Dataset excerpts:
----------

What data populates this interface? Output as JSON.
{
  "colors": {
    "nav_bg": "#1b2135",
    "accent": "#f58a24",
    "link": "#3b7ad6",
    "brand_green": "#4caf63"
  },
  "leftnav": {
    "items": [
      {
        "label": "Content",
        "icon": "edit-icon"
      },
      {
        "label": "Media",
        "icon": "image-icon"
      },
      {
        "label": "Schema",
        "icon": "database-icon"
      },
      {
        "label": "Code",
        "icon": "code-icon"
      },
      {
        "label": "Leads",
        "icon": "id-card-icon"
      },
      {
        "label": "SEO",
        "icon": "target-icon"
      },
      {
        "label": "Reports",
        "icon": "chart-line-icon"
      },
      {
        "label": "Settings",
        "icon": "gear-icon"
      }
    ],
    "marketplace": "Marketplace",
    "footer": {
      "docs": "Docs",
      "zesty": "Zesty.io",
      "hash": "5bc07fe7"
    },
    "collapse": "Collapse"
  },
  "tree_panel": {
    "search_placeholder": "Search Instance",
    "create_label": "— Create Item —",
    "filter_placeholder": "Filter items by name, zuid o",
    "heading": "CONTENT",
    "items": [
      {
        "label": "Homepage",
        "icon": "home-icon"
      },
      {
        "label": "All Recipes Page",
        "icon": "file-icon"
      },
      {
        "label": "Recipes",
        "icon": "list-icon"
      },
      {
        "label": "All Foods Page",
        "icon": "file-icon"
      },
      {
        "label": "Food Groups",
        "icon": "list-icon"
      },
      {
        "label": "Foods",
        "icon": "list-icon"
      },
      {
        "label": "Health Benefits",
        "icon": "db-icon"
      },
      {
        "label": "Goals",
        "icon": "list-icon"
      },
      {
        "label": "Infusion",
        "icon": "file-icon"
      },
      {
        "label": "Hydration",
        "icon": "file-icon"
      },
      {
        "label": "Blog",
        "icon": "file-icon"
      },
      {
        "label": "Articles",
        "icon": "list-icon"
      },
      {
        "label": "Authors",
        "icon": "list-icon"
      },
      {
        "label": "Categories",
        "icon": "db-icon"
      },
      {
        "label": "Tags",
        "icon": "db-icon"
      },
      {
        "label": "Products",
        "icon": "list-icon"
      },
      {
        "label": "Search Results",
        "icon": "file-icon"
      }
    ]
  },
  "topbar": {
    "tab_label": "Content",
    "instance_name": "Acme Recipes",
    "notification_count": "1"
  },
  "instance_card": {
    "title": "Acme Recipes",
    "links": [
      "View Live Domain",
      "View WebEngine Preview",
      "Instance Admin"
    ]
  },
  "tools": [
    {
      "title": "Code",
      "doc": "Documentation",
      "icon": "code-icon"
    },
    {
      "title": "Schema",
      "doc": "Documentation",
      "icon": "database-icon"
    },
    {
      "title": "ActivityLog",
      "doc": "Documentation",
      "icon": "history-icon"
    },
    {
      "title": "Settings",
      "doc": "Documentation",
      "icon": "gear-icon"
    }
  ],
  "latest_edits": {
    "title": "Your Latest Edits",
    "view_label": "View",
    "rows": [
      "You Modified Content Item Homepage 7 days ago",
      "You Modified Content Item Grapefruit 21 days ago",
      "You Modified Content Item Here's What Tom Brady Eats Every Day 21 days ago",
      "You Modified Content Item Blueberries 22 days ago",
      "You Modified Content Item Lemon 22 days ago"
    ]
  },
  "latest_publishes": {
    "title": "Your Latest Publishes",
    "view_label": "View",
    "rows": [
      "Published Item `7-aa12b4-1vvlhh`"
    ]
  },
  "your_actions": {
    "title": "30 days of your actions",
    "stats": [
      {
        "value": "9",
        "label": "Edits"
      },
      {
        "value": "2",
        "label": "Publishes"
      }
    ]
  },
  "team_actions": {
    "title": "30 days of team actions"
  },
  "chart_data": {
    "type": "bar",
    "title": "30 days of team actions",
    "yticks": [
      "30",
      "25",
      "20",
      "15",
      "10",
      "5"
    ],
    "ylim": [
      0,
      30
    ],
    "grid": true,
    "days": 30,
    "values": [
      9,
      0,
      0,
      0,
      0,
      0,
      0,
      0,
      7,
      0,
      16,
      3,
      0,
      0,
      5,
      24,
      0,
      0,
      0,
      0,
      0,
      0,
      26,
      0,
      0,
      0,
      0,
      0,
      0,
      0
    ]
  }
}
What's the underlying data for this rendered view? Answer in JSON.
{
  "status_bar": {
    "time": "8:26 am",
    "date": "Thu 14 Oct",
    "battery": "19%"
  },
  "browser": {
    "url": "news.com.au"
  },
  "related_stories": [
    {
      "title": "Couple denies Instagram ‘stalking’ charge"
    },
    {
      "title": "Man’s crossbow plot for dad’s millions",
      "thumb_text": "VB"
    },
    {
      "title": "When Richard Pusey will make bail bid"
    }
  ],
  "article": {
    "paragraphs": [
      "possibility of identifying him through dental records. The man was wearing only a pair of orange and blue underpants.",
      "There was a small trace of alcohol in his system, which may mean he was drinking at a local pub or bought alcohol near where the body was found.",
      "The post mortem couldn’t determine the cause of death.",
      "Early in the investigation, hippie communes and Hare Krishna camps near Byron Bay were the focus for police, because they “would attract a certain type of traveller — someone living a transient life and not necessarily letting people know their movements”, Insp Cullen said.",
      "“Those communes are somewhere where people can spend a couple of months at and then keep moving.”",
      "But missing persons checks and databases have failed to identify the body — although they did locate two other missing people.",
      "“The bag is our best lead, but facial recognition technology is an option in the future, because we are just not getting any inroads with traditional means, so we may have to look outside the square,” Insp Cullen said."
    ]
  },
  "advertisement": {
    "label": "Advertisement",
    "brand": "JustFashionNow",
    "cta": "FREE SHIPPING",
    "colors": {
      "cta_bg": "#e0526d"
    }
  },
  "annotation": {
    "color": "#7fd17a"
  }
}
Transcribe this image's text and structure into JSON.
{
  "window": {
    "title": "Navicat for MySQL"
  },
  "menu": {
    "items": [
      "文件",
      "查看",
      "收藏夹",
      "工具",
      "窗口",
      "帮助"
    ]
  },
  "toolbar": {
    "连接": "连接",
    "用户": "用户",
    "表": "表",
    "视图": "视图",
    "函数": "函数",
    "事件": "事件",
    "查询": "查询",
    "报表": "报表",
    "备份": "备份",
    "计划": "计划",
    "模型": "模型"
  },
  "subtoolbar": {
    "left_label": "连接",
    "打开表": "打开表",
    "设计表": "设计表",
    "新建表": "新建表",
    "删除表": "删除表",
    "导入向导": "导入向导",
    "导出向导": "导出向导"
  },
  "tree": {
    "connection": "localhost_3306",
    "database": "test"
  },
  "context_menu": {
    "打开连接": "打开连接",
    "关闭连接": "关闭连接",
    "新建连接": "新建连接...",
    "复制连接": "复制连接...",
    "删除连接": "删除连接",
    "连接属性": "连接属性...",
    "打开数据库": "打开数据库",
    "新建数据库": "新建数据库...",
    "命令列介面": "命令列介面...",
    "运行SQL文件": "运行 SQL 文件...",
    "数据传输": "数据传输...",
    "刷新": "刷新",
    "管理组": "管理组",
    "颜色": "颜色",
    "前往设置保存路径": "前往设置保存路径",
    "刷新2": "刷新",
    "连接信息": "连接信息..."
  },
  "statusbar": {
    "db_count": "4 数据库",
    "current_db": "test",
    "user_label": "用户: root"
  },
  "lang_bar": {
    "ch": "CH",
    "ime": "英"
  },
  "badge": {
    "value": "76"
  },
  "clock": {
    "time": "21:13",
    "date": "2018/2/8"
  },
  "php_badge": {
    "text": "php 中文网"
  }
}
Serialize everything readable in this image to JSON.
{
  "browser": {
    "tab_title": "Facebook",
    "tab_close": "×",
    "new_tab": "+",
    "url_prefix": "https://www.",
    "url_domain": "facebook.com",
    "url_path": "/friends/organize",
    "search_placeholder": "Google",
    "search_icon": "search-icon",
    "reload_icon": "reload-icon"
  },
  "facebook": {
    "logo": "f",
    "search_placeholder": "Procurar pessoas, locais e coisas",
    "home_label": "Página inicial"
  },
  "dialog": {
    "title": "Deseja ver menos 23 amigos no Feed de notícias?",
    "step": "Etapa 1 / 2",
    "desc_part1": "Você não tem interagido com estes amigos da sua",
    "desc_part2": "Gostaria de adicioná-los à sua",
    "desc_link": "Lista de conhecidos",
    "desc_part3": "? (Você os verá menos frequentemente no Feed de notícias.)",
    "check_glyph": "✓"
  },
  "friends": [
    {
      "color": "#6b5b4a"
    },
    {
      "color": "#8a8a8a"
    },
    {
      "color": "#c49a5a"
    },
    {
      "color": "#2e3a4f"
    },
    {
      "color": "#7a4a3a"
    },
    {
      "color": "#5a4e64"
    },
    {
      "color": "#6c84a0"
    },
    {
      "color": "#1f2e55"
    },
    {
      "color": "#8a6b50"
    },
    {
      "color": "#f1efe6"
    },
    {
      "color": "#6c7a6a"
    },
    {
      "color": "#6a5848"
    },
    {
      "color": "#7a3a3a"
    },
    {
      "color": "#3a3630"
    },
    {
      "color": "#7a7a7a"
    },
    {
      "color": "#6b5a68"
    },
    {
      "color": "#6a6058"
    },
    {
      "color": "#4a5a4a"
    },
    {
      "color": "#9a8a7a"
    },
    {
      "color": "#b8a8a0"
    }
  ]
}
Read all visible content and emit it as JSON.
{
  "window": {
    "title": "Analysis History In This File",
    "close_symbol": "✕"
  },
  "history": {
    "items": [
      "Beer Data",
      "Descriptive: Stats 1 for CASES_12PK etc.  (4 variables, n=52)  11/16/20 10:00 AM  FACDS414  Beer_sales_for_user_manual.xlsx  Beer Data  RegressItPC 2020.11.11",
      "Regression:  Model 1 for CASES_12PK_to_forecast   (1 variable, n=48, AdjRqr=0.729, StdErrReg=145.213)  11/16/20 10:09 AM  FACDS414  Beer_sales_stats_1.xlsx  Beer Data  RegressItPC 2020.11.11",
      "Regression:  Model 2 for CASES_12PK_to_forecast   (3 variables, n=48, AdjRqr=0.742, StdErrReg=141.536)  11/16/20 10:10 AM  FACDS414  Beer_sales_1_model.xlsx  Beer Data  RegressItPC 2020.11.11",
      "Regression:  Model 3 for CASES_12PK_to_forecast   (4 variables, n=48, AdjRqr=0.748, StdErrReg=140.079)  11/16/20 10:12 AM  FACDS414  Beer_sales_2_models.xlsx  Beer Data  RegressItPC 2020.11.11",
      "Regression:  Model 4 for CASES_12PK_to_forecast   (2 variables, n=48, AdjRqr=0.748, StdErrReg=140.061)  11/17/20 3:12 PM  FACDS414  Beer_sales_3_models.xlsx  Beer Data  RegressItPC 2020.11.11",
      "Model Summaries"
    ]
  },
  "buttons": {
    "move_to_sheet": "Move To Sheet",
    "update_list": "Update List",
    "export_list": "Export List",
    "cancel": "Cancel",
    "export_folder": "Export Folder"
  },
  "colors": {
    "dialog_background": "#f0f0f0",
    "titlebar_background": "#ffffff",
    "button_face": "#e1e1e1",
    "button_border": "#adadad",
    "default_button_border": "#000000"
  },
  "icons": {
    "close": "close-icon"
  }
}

----------

Identify each line in the records above that contains the word "near", and copy it out in full.

**The result**
      "There was a small trace of alcohol in his system, which may mean he was drinking at a local pub or bought alcohol near where the body was found.",
      "Early in the investigation, hippie communes and Hare Krishna camps near Byron Bay were the focus for police, because they “would attract a certain type of traveller — someone living a transient life and not necessarily letting people know their movements”, Insp Cullen said.",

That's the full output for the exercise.